** Start **
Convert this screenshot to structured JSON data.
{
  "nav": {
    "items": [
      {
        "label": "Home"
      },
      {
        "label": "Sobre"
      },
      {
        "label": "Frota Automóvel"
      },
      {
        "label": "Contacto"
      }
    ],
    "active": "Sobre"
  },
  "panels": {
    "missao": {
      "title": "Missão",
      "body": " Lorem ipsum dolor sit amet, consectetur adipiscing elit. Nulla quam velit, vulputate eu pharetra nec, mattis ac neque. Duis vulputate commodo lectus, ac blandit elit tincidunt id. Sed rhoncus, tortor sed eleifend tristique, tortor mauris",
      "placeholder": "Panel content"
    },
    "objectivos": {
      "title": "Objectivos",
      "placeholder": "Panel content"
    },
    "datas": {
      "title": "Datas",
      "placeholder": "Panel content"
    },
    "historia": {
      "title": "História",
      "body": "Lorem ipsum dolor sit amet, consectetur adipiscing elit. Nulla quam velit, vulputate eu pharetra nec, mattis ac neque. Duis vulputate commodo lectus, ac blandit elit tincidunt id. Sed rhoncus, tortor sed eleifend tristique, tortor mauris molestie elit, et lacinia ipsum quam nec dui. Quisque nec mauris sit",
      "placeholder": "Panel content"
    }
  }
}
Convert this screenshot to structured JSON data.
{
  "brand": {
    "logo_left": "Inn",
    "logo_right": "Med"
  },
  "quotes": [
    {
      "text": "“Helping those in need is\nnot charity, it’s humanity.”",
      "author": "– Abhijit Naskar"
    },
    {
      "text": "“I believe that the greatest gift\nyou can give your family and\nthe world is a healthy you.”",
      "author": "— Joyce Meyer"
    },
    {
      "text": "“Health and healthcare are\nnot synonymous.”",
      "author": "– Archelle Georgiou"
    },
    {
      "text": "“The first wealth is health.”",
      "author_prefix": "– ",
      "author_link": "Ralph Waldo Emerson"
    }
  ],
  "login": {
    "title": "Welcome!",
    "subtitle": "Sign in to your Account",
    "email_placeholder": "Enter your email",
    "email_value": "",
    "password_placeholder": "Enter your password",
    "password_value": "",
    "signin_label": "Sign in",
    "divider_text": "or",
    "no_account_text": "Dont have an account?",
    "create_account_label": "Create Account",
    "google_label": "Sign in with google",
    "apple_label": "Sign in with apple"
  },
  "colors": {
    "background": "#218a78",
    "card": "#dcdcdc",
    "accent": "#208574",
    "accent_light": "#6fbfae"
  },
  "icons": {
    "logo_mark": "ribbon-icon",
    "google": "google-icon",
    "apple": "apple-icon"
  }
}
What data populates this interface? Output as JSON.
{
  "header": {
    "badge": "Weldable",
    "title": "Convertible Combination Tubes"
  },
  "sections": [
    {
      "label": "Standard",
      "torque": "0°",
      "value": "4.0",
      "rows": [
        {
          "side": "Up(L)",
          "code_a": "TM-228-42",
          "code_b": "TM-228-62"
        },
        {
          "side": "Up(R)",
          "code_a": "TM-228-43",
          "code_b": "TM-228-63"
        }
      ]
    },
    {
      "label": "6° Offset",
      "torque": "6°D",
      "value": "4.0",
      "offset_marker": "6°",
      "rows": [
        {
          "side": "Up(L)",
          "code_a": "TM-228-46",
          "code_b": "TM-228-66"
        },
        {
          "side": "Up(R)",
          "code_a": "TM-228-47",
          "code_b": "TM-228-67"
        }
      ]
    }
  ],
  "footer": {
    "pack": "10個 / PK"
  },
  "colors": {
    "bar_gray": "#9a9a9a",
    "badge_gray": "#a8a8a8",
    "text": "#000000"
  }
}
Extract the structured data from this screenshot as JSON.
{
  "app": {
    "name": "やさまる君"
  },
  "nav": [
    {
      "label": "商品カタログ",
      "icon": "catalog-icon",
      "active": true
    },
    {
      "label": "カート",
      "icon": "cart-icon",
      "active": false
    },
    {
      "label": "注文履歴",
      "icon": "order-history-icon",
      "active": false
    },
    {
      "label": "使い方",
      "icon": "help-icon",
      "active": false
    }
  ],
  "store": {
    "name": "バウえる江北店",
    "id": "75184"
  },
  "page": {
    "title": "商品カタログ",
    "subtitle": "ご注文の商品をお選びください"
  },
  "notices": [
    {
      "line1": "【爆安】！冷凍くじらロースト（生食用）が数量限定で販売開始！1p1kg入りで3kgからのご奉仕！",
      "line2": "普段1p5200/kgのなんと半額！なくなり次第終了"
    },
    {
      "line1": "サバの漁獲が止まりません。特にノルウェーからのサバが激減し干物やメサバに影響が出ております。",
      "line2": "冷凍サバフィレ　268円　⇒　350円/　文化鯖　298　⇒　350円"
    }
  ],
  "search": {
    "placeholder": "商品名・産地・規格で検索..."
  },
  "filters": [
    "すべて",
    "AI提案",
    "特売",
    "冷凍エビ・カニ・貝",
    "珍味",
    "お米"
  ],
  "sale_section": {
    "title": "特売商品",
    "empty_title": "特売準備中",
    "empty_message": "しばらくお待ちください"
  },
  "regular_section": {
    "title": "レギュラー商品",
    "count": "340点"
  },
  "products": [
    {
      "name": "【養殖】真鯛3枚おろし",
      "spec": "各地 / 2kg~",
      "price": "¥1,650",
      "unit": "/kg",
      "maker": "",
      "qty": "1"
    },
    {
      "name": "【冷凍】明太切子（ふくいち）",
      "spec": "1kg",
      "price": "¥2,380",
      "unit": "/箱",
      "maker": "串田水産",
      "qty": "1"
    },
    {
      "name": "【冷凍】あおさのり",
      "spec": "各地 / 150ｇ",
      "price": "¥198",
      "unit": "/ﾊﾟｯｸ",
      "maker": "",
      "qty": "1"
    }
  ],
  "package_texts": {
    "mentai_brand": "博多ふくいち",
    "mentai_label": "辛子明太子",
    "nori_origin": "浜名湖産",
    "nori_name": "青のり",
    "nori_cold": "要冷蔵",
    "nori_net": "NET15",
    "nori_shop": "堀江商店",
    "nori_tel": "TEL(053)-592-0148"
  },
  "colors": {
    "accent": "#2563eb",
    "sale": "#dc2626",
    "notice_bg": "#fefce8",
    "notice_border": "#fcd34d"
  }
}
** End **
Extract the whole listing, character for character.

*Task answer*
Convert this screenshot to structured JSON data.
{
  "nav": {
    "items": [
      {
        "label": "Home"
      },
      {
        "label": "Sobre"
      },
      {
        "label": "Frota Automóvel"
      },
      {
        "label": "Contacto"
      }
    ],
    "active": "Sobre"
  },
  "panels": {
    "missao": {
      "title": "Missão",
      "body": " Lorem ipsum dolor sit amet, consectetur adipiscing elit. Nulla quam velit, vulputate eu pharetra nec, mattis ac neque. Duis vulputate commodo lectus, ac blandit elit tincidunt id. Sed rhoncus, tortor sed eleifend tristique, tortor mauris",
      "placeholder": "Panel content"
    },
    "objectivos": {
      "title": "Objectivos",
      "placeholder": "Panel content"
    },
    "datas": {
      "title": "Datas",
      "placeholder": "Panel content"
    },
    "historia": {
      "title": "História",
      "body": "Lorem ipsum dolor sit amet, consectetur adipiscing elit. Nulla quam velit, vulputate eu pharetra nec, mattis ac neque. Duis vulputate commodo lectus, ac blandit elit tincidunt id. Sed rhoncus, tortor sed eleifend tristique, tortor mauris molestie elit, et lacinia ipsum quam nec dui. Quisque nec mauris sit",
      "placeholder": "Panel content"
    }
  }
}
Convert this screenshot to structured JSON data.
{
  "brand": {
    "logo_left": "Inn",
    "logo_right": "Med"
  },
  "quotes": [
    {
      "text": "“Helping those in need is\nnot charity, it’s humanity.”",
      "author": "– Abhijit Naskar"
    },
    {
      "text": "“I believe that the greatest gift\nyou can give your family and\nthe world is a healthy you.”",
      "author": "— Joyce Meyer"
    },
    {
      "text": "“Health and healthcare are\nnot synonymous.”",
      "author": "– Archelle Georgiou"
    },
    {
      "text": "“The first wealth is health.”",
      "author_prefix": "– ",
      "author_link": "Ralph Waldo Emerson"
    }
  ],
  "login": {
    "title": "Welcome!",
    "subtitle": "Sign in to your Account",
    "email_placeholder": "Enter your email",
    "email_value": "",
    "password_placeholder": "Enter your password",
    "password_value": "",
    "signin_label": "Sign in",
    "divider_text": "or",
    "no_account_text": "Dont have an account?",
    "create_account_label": "Create Account",
    "google_label": "Sign in with google",
    "apple_label": "Sign in with apple"
  },
  "colors": {
    "background": "#218a78",
    "card": "#dcdcdc",
    "accent": "#208574",
    "accent_light": "#6fbfae"
  },
  "icons": {
    "logo_mark": "ribbon-icon",
    "google": "google-icon",
    "apple": "apple-icon"
  }
}
What data populates this interface? Output as JSON.
{
  "header": {
    "badge": "Weldable",
    "title": "Convertible Combination Tubes"
  },
  "sections": [
    {
      "label": "Standard",
      "torque": "0°",
      "value": "4.0",
      "rows": [
        {
          "side": "Up(L)",
          "code_a": "TM-228-42",
          "code_b": "TM-228-62"
        },
        {
          "side": "Up(R)",
          "code_a": "TM-228-43",
          "code_b": "TM-228-63"
        }
      ]
    },
    {
      "label": "6° Offset",
      "torque": "6°D",
      "value": "4.0",
      "offset_marker": "6°",
      "rows": [
        {
          "side": "Up(L)",
          "code_a": "TM-228-46",
          "code_b": "TM-228-66"
        },
        {
          "side": "Up(R)",
          "code_a": "TM-228-47",
          "code_b": "TM-228-67"
        }
      ]
    }
  ],
  "footer": {
    "pack": "10個 / PK"
  },
  "colors": {
    "bar_gray": "#9a9a9a",
    "badge_gray": "#a8a8a8",
    "text": "#000000"
  }
}
Extract the structured data from this screenshot as JSON.
{
  "app": {
    "name": "やさまる君"
  },
  "nav": [
    {
      "label": "商品カタログ",
      "icon": "catalog-icon",
      "active": true
    },
    {
      "label": "カート",
      "icon": "cart-icon",
      "active": false
    },
    {
      "label": "注文履歴",
      "icon": "order-history-icon",
      "active": false
    },
    {
      "label": "使い方",
      "icon": "help-icon",
      "active": false
    }
  ],
  "store": {
    "name": "バウえる江北店",
    "id": "75184"
  },
  "page": {
    "title": "商品カタログ",
    "subtitle": "ご注文の商品をお選びください"
  },
  "notices": [
    {
      "line1": "【爆安】！冷凍くじらロースト（生食用）が数量限定で販売開始！1p1kg入りで3kgからのご奉仕！",
      "line2": "普段1p5200/kgのなんと半額！なくなり次第終了"
    },
    {
      "line1": "サバの漁獲が止まりません。特にノルウェーからのサバが激減し干物やメサバに影響が出ております。",
      "line2": "冷凍サバフィレ　268円　⇒　350円/　文化鯖　298　⇒　350円"
    }
  ],
  "search": {
    "placeholder": "商品名・産地・規格で検索..."
  },
  "filters": [
    "すべて",
    "AI提案",
    "特売",
    "冷凍エビ・カニ・貝",
    "珍味",
    "お米"
  ],
  "sale_section": {
    "title": "特売商品",
    "empty_title": "特売準備中",
    "empty_message": "しばらくお待ちください"
  },
  "regular_section": {
    "title": "レギュラー商品",
    "count": "340点"
  },
  "products": [
    {
      "name": "【養殖】真鯛3枚おろし",
      "spec": "各地 / 2kg~",
      "price": "¥1,650",
      "unit": "/kg",
      "maker": "",
      "qty": "1"
    },
    {
      "name": "【冷凍】明太切子（ふくいち）",
      "spec": "1kg",
      "price": "¥2,380",
      "unit": "/箱",
      "maker": "串田水産",
      "qty": "1"
    },
    {
      "name": "【冷凍】あおさのり",
      "spec": "各地 / 150ｇ",
      "price": "¥198",
      "unit": "/ﾊﾟｯｸ",
      "maker": "",
      "qty": "1"
    }
  ],
  "package_texts": {
    "mentai_brand": "博多ふくいち",
    "mentai_label": "辛子明太子",
    "nori_origin": "浜名湖産",
    "nori_name": "青のり",
    "nori_cold": "要冷蔵",
    "nori_net": "NET15",
    "nori_shop": "堀江商店",
    "nori_tel": "TEL(053)-592-0148"
  },
  "colors": {
    "accent": "#2563eb",
    "sale": "#dc2626",
    "notice_bg": "#fefce8",
    "notice_border": "#fcd34d"
  }
}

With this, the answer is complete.